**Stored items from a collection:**

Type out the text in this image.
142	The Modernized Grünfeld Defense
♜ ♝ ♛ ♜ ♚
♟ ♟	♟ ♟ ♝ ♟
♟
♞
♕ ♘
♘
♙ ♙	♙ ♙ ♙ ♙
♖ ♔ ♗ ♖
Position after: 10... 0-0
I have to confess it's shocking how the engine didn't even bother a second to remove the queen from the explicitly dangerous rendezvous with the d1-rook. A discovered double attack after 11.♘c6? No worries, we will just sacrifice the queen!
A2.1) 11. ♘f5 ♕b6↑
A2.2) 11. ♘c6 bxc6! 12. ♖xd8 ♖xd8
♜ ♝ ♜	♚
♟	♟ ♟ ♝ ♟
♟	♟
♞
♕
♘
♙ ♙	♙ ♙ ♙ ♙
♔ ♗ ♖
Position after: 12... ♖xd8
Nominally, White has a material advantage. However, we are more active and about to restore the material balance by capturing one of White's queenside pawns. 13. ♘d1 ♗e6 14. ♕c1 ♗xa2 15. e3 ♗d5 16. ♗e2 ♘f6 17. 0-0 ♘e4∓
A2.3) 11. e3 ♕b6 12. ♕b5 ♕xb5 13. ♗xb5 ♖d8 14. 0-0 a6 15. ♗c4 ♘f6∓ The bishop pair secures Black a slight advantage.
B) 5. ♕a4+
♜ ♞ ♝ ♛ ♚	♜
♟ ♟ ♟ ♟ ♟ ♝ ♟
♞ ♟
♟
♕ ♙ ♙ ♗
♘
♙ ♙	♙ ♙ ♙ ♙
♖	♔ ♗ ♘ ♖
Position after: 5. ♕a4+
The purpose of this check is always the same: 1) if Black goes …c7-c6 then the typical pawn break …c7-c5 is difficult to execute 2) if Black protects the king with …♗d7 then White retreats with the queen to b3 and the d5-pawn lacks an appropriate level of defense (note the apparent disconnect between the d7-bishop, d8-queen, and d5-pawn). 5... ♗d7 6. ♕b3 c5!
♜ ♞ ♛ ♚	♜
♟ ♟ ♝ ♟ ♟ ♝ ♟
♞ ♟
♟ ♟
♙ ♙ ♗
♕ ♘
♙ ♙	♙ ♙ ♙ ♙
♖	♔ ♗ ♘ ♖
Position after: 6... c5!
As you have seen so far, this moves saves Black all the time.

**INSTRUCTIONS FOR THE TASK:**
Repeat the records above exactly, leaving none out.

**TASK OUTPUT:**
Type out the text in this image.
142	The Modernized Grünfeld Defense
♜ ♝ ♛ ♜ ♚
♟ ♟	♟ ♟ ♝ ♟
♟
♞
♕ ♘
♘
♙ ♙	♙ ♙ ♙ ♙
♖ ♔ ♗ ♖
Position after: 10... 0-0
I have to confess it's shocking how the engine didn't even bother a second to remove the queen from the explicitly dangerous rendezvous with the d1-rook. A discovered double attack after 11.♘c6? No worries, we will just sacrifice the queen!
A2.1) 11. ♘f5 ♕b6↑
A2.2) 11. ♘c6 bxc6! 12. ♖xd8 ♖xd8
♜ ♝ ♜	♚
♟	♟ ♟ ♝ ♟
♟	♟
♞
♕
♘
♙ ♙	♙ ♙ ♙ ♙
♔ ♗ ♖
Position after: 12... ♖xd8
Nominally, White has a material advantage. However, we are more active and about to restore the material balance by capturing one of White's queenside pawns. 13. ♘d1 ♗e6 14. ♕c1 ♗xa2 15. e3 ♗d5 16. ♗e2 ♘f6 17. 0-0 ♘e4∓
A2.3) 11. e3 ♕b6 12. ♕b5 ♕xb5 13. ♗xb5 ♖d8 14. 0-0 a6 15. ♗c4 ♘f6∓ The bishop pair secures Black a slight advantage.
B) 5. ♕a4+
♜ ♞ ♝ ♛ ♚	♜
♟ ♟ ♟ ♟ ♟ ♝ ♟
♞ ♟
♟
♕ ♙ ♙ ♗
♘
♙ ♙	♙ ♙ ♙ ♙
♖	♔ ♗ ♘ ♖
Position after: 5. ♕a4+
The purpose of this check is always the same: 1) if Black goes …c7-c6 then the typical pawn break …c7-c5 is difficult to execute 2) if Black protects the king with …♗d7 then White retreats with the queen to b3 and the d5-pawn lacks an appropriate level of defense (note the apparent disconnect between the d7-bishop, d8-queen, and d5-pawn). 5... ♗d7 6. ♕b3 c5!
♜ ♞ ♛ ♚	♜
♟ ♟ ♝ ♟ ♟ ♝ ♟
♞ ♟
♟ ♟
♙ ♙ ♗
♕ ♘
♙ ♙	♙ ♙ ♙ ♙
♖	♔ ♗ ♘ ♖
Position after: 6... c5!
As you have seen so far, this moves saves Black all the time.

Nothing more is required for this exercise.